What to produce >>
Without the images, output each record below as it stands.

****************

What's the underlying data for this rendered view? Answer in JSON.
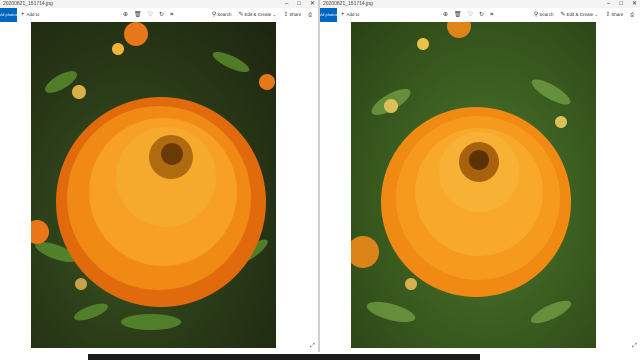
{
  "windows": [
    {
      "title": "20200821_151714.jpg",
      "all_photos_label": "All photos",
      "add_label": "Add to",
      "search_label": "Search",
      "edit_label": "Edit & Create ⌄",
      "share_label": "Share"
    },
    {
      "title": "20200821_151714.jpg",
      "all_photos_label": "All photos",
      "add_label": "Add to",
      "search_label": "Search",
      "edit_label": "Edit & Create ⌄",
      "share_label": "Share"
    }
  ],
  "icons": {
    "zoom": "zoom-icon",
    "delete": "delete-icon",
    "favorite": "heart-icon",
    "rotate": "rotate-icon",
    "crop": "crop-icon",
    "print": "print-icon"
  },
  "colors": {
    "accent": "#0067c0",
    "marigold": "#f7931e",
    "foliage": "#3b5d20"
  }
}
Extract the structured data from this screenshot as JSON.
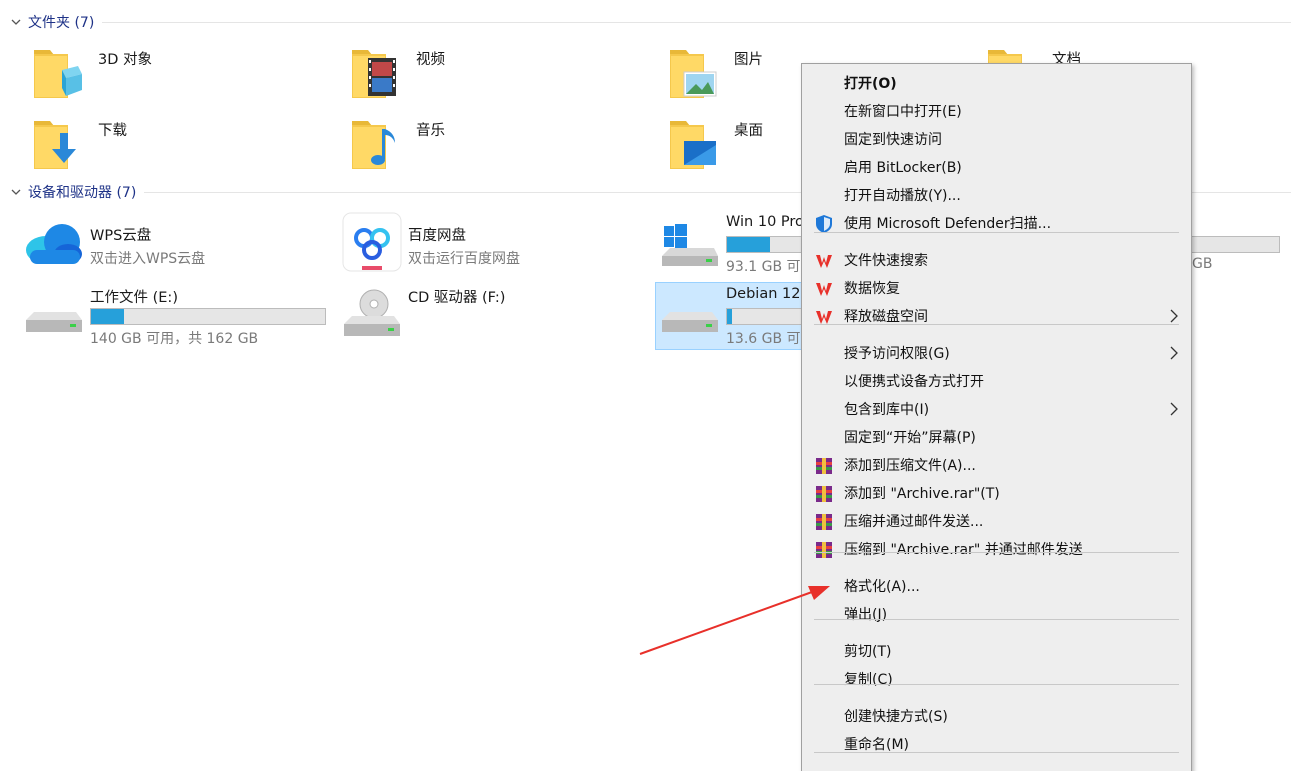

****************

Answer for this exercise >>
What's the underlying data for this rendered view? Answer in JSON.
{
  "windows": [
    {
      "title": "20200821_151714.jpg",
      "all_photos_label": "All photos",
      "add_label": "Add to",
      "search_label": "Search",
      "edit_label": "Edit & Create ⌄",
      "share_label": "Share"
    },
    {
      "title": "20200821_151714.jpg",
      "all_photos_label": "All photos",
      "add_label": "Add to",
      "search_label": "Search",
      "edit_label": "Edit & Create ⌄",
      "share_label": "Share"
    }
  ],
  "icons": {
    "zoom": "zoom-icon",
    "delete": "delete-icon",
    "favorite": "heart-icon",
    "rotate": "rotate-icon",
    "crop": "crop-icon",
    "print": "print-icon"
  },
  "colors": {
    "accent": "#0067c0",
    "marigold": "#f7931e",
    "foliage": "#3b5d20"
  }
}
Extract the structured data from this screenshot as JSON.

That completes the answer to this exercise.